PROVIDED RECORDS
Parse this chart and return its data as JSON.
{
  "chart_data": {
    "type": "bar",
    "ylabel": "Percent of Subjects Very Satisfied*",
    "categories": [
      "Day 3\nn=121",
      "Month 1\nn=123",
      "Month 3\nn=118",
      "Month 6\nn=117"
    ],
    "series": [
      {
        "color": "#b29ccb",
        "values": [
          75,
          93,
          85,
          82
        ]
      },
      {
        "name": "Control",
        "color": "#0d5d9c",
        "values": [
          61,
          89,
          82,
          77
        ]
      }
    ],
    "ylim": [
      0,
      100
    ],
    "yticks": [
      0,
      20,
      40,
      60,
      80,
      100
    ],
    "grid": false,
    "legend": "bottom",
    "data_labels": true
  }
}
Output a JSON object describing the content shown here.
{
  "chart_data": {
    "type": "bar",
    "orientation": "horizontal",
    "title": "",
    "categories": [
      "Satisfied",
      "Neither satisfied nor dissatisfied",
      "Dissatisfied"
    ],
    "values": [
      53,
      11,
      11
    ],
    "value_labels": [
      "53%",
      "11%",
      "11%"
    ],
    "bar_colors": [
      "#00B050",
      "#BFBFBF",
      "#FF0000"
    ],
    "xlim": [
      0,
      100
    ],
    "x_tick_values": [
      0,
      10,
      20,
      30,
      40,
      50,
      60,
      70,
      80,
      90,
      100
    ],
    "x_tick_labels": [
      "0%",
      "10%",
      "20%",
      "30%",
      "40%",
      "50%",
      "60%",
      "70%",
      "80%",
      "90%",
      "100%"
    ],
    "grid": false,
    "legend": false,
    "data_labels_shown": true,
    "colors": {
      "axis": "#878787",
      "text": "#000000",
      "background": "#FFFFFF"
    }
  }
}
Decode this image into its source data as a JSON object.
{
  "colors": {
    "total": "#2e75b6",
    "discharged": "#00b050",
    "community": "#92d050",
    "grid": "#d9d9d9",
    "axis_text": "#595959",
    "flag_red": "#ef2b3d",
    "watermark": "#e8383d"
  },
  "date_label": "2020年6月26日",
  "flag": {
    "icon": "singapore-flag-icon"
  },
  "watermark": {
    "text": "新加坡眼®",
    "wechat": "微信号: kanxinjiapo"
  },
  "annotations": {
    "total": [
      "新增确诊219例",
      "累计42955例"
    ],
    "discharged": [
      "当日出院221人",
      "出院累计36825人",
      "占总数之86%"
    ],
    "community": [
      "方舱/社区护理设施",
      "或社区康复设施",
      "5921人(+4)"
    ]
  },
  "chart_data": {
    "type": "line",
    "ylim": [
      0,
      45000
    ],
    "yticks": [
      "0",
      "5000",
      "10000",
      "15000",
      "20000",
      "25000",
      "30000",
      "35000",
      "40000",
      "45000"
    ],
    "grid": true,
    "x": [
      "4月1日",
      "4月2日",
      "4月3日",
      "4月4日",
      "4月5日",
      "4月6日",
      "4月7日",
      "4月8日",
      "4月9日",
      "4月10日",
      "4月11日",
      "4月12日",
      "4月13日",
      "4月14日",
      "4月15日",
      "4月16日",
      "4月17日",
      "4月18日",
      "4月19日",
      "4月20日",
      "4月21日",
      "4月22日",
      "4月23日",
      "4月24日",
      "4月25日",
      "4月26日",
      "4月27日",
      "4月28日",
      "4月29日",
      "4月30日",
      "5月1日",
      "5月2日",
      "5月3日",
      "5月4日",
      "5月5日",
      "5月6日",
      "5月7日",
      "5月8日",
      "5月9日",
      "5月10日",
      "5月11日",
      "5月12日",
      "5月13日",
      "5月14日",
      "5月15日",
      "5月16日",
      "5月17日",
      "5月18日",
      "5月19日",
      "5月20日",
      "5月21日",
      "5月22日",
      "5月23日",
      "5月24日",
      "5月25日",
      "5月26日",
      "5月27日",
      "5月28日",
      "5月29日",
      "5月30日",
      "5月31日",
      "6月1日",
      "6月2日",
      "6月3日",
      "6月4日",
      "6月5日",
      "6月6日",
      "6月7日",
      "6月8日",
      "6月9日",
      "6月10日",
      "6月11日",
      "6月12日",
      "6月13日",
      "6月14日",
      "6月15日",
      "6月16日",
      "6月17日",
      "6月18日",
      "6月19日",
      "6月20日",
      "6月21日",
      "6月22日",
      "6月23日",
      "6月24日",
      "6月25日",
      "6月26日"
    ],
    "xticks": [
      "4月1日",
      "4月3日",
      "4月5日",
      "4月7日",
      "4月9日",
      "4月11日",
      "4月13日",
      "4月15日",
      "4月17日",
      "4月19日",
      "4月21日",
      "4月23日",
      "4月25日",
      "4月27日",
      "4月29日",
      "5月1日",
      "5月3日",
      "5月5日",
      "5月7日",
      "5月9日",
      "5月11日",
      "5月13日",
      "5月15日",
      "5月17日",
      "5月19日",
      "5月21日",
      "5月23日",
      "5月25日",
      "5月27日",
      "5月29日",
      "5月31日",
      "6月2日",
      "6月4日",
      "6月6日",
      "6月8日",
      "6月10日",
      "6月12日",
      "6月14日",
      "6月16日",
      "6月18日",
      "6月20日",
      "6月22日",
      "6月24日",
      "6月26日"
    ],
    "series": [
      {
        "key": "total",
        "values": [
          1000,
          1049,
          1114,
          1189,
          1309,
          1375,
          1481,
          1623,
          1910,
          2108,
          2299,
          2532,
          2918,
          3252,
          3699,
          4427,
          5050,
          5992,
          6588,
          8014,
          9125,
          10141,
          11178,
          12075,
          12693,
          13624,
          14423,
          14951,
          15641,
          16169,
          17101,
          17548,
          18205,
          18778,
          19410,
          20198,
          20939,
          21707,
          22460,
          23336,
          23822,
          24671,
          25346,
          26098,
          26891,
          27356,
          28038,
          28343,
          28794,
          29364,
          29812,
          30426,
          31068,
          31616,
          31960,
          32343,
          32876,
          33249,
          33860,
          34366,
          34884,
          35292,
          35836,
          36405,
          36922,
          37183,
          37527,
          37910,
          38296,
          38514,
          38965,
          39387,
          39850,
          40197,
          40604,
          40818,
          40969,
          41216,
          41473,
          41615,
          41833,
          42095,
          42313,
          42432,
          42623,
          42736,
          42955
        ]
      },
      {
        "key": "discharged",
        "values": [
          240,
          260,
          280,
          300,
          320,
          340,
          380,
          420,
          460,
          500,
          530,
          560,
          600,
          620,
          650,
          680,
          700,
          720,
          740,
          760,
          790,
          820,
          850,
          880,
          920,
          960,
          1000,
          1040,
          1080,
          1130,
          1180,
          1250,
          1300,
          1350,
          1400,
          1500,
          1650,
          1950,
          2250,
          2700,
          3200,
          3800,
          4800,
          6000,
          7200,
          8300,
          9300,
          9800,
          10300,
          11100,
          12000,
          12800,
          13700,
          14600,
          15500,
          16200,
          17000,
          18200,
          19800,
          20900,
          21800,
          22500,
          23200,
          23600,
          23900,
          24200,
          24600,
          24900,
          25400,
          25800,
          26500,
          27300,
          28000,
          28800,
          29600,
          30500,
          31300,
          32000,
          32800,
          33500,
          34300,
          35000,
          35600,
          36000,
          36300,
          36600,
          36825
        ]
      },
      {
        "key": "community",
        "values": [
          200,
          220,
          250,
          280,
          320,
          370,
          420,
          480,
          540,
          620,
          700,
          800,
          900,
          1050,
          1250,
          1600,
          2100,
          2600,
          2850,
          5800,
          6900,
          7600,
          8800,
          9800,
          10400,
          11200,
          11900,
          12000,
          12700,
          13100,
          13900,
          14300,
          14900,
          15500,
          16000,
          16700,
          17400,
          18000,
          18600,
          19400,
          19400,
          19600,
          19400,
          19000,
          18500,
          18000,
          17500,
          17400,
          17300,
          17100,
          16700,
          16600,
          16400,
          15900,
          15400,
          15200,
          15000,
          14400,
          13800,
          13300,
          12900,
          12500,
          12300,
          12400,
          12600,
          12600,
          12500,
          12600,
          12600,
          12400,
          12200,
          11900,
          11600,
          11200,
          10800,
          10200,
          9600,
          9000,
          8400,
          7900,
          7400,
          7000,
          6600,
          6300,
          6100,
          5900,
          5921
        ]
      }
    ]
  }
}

PROBLEM REQUIREMENTS
Tell how many lines contain the word "true", using only the number.

COMPLETE RESPONSE
3